## THE TASK
Copy out all of the material, matching it word for word.

>> START

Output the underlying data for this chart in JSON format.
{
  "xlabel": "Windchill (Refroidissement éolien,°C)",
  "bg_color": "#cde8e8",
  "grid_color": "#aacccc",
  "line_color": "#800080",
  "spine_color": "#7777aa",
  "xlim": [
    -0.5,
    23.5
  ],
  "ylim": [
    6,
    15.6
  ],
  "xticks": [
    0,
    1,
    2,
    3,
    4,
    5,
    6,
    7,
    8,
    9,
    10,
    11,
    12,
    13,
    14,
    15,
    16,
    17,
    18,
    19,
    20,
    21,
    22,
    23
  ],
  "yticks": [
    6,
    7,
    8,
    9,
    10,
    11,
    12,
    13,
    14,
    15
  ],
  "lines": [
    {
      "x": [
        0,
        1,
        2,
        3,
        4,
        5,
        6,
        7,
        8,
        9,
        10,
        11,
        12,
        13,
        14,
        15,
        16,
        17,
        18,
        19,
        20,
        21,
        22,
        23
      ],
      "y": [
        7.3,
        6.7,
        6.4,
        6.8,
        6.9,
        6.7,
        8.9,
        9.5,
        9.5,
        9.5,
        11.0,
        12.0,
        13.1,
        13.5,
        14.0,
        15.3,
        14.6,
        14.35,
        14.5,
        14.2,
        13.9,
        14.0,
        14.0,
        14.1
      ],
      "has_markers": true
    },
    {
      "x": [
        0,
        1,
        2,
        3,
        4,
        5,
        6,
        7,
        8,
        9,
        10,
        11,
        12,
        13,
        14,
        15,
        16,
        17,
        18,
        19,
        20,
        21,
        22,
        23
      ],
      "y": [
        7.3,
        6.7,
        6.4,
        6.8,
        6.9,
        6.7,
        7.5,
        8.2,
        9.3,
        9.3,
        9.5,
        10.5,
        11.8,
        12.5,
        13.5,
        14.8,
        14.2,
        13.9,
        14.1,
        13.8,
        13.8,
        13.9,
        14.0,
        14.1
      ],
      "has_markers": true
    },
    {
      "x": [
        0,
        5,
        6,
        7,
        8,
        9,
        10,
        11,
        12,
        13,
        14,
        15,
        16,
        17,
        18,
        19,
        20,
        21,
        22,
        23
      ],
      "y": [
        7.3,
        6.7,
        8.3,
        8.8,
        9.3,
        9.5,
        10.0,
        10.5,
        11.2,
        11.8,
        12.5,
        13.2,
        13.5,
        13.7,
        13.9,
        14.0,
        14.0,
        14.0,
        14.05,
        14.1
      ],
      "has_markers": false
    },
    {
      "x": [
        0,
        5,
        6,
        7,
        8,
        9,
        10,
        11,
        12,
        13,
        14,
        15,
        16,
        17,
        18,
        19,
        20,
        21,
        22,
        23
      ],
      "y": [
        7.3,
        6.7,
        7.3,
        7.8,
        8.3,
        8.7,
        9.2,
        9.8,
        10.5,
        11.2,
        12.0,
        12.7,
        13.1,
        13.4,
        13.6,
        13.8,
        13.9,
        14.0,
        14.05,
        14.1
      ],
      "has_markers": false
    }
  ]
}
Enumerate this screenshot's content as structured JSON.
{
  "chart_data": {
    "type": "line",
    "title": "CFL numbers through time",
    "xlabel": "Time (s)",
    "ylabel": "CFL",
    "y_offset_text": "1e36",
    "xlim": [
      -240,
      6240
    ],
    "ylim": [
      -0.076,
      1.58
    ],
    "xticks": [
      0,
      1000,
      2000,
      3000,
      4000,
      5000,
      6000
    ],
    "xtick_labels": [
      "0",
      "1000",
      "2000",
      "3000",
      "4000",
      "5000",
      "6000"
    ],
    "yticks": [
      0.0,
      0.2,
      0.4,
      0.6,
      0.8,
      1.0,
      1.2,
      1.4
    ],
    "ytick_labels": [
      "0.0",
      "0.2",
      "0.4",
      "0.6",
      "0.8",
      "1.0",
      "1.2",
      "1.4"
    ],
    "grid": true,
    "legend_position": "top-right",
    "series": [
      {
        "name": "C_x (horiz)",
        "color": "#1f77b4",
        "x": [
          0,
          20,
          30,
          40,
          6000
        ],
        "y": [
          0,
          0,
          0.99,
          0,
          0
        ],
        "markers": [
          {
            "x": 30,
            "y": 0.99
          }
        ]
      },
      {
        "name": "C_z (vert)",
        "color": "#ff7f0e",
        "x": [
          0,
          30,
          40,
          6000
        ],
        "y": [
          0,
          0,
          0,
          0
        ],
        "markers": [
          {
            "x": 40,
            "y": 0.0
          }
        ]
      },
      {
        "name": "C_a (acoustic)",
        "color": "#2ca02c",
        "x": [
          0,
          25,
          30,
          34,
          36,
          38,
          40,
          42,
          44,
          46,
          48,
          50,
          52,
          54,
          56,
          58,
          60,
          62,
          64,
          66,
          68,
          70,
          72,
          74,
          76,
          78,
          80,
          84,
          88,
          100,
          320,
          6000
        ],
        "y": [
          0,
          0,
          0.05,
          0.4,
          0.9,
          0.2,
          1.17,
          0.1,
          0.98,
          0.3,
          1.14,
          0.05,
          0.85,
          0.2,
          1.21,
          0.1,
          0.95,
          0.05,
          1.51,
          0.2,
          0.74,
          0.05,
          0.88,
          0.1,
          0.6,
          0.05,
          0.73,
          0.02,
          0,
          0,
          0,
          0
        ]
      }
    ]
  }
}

>> END

## THE REPLY
Output the underlying data for this chart in JSON format.
{
  "xlabel": "Windchill (Refroidissement éolien,°C)",
  "bg_color": "#cde8e8",
  "grid_color": "#aacccc",
  "line_color": "#800080",
  "spine_color": "#7777aa",
  "xlim": [
    -0.5,
    23.5
  ],
  "ylim": [
    6,
    15.6
  ],
  "xticks": [
    0,
    1,
    2,
    3,
    4,
    5,
    6,
    7,
    8,
    9,
    10,
    11,
    12,
    13,
    14,
    15,
    16,
    17,
    18,
    19,
    20,
    21,
    22,
    23
  ],
  "yticks": [
    6,
    7,
    8,
    9,
    10,
    11,
    12,
    13,
    14,
    15
  ],
  "lines": [
    {
      "x": [
        0,
        1,
        2,
        3,
        4,
        5,
        6,
        7,
        8,
        9,
        10,
        11,
        12,
        13,
        14,
        15,
        16,
        17,
        18,
        19,
        20,
        21,
        22,
        23
      ],
      "y": [
        7.3,
        6.7,
        6.4,
        6.8,
        6.9,
        6.7,
        8.9,
        9.5,
        9.5,
        9.5,
        11.0,
        12.0,
        13.1,
        13.5,
        14.0,
        15.3,
        14.6,
        14.35,
        14.5,
        14.2,
        13.9,
        14.0,
        14.0,
        14.1
      ],
      "has_markers": true
    },
    {
      "x": [
        0,
        1,
        2,
        3,
        4,
        5,
        6,
        7,
        8,
        9,
        10,
        11,
        12,
        13,
        14,
        15,
        16,
        17,
        18,
        19,
        20,
        21,
        22,
        23
      ],
      "y": [
        7.3,
        6.7,
        6.4,
        6.8,
        6.9,
        6.7,
        7.5,
        8.2,
        9.3,
        9.3,
        9.5,
        10.5,
        11.8,
        12.5,
        13.5,
        14.8,
        14.2,
        13.9,
        14.1,
        13.8,
        13.8,
        13.9,
        14.0,
        14.1
      ],
      "has_markers": true
    },
    {
      "x": [
        0,
        5,
        6,
        7,
        8,
        9,
        10,
        11,
        12,
        13,
        14,
        15,
        16,
        17,
        18,
        19,
        20,
        21,
        22,
        23
      ],
      "y": [
        7.3,
        6.7,
        8.3,
        8.8,
        9.3,
        9.5,
        10.0,
        10.5,
        11.2,
        11.8,
        12.5,
        13.2,
        13.5,
        13.7,
        13.9,
        14.0,
        14.0,
        14.0,
        14.05,
        14.1
      ],
      "has_markers": false
    },
    {
      "x": [
        0,
        5,
        6,
        7,
        8,
        9,
        10,
        11,
        12,
        13,
        14,
        15,
        16,
        17,
        18,
        19,
        20,
        21,
        22,
        23
      ],
      "y": [
        7.3,
        6.7,
        7.3,
        7.8,
        8.3,
        8.7,
        9.2,
        9.8,
        10.5,
        11.2,
        12.0,
        12.7,
        13.1,
        13.4,
        13.6,
        13.8,
        13.9,
        14.0,
        14.05,
        14.1
      ],
      "has_markers": false
    }
  ]
}
Enumerate this screenshot's content as structured JSON.
{
  "chart_data": {
    "type": "line",
    "title": "CFL numbers through time",
    "xlabel": "Time (s)",
    "ylabel": "CFL",
    "y_offset_text": "1e36",
    "xlim": [
      -240,
      6240
    ],
    "ylim": [
      -0.076,
      1.58
    ],
    "xticks": [
      0,
      1000,
      2000,
      3000,
      4000,
      5000,
      6000
    ],
    "xtick_labels": [
      "0",
      "1000",
      "2000",
      "3000",
      "4000",
      "5000",
      "6000"
    ],
    "yticks": [
      0.0,
      0.2,
      0.4,
      0.6,
      0.8,
      1.0,
      1.2,
      1.4
    ],
    "ytick_labels": [
      "0.0",
      "0.2",
      "0.4",
      "0.6",
      "0.8",
      "1.0",
      "1.2",
      "1.4"
    ],
    "grid": true,
    "legend_position": "top-right",
    "series": [
      {
        "name": "C_x (horiz)",
        "color": "#1f77b4",
        "x": [
          0,
          20,
          30,
          40,
          6000
        ],
        "y": [
          0,
          0,
          0.99,
          0,
          0
        ],
        "markers": [
          {
            "x": 30,
            "y": 0.99
          }
        ]
      },
      {
        "name": "C_z (vert)",
        "color": "#ff7f0e",
        "x": [
          0,
          30,
          40,
          6000
        ],
        "y": [
          0,
          0,
          0,
          0
        ],
        "markers": [
          {
            "x": 40,
            "y": 0.0
          }
        ]
      },
      {
        "name": "C_a (acoustic)",
        "color": "#2ca02c",
        "x": [
          0,
          25,
          30,
          34,
          36,
          38,
          40,
          42,
          44,
          46,
          48,
          50,
          52,
          54,
          56,
          58,
          60,
          62,
          64,
          66,
          68,
          70,
          72,
          74,
          76,
          78,
          80,
          84,
          88,
          100,
          320,
          6000
        ],
        "y": [
          0,
          0,
          0.05,
          0.4,
          0.9,
          0.2,
          1.17,
          0.1,
          0.98,
          0.3,
          1.14,
          0.05,
          0.85,
          0.2,
          1.21,
          0.1,
          0.95,
          0.05,
          1.51,
          0.2,
          0.74,
          0.05,
          0.88,
          0.1,
          0.6,
          0.05,
          0.73,
          0.02,
          0,
          0,
          0,
          0
        ]
      }
    ]
  }
}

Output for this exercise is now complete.